- Task statement -
Your task is to restate the data word for word.

- Input data -
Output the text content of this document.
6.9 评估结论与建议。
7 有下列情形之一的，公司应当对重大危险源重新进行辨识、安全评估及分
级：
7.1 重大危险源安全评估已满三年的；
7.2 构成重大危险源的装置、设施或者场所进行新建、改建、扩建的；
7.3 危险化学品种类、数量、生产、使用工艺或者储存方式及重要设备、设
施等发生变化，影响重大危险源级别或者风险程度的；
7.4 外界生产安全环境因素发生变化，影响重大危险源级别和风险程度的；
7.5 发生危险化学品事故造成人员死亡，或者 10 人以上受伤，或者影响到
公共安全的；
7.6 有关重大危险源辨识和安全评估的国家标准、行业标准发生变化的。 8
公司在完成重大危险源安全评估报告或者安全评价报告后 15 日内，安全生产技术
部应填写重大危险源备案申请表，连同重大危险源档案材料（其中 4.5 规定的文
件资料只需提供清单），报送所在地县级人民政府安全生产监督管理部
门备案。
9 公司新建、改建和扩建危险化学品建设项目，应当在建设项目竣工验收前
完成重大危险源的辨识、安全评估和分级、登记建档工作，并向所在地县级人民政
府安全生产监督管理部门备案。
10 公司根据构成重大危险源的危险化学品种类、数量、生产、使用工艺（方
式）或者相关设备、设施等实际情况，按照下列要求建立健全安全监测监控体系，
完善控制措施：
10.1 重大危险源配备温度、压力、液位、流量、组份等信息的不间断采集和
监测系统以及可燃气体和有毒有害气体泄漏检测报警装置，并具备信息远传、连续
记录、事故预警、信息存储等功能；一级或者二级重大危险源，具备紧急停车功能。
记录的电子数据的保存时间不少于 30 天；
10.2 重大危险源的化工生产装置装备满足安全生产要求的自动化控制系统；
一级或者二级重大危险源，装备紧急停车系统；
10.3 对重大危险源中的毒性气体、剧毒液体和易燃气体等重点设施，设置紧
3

- Right answer -
Output the text content of this document.
6.9 评估结论与建议。
7 有下列情形之一的，公司应当对重大危险源重新进行辨识、安全评估及分
级：
7.1 重大危险源安全评估已满三年的；
7.2 构成重大危险源的装置、设施或者场所进行新建、改建、扩建的；
7.3 危险化学品种类、数量、生产、使用工艺或者储存方式及重要设备、设
施等发生变化，影响重大危险源级别或者风险程度的；
7.4 外界生产安全环境因素发生变化，影响重大危险源级别和风险程度的；
7.5 发生危险化学品事故造成人员死亡，或者 10 人以上受伤，或者影响到
公共安全的；
7.6 有关重大危险源辨识和安全评估的国家标准、行业标准发生变化的。 8
公司在完成重大危险源安全评估报告或者安全评价报告后 15 日内，安全生产技术
部应填写重大危险源备案申请表，连同重大危险源档案材料（其中 4.5 规定的文
件资料只需提供清单），报送所在地县级人民政府安全生产监督管理部
门备案。
9 公司新建、改建和扩建危险化学品建设项目，应当在建设项目竣工验收前
完成重大危险源的辨识、安全评估和分级、登记建档工作，并向所在地县级人民政
府安全生产监督管理部门备案。
10 公司根据构成重大危险源的危险化学品种类、数量、生产、使用工艺（方
式）或者相关设备、设施等实际情况，按照下列要求建立健全安全监测监控体系，
完善控制措施：
10.1 重大危险源配备温度、压力、液位、流量、组份等信息的不间断采集和
监测系统以及可燃气体和有毒有害气体泄漏检测报警装置，并具备信息远传、连续
记录、事故预警、信息存储等功能；一级或者二级重大危险源，具备紧急停车功能。
记录的电子数据的保存时间不少于 30 天；
10.2 重大危险源的化工生产装置装备满足安全生产要求的自动化控制系统；
一级或者二级重大危险源，装备紧急停车系统；
10.3 对重大危险源中的毒性气体、剧毒液体和易燃气体等重点设施，设置紧
3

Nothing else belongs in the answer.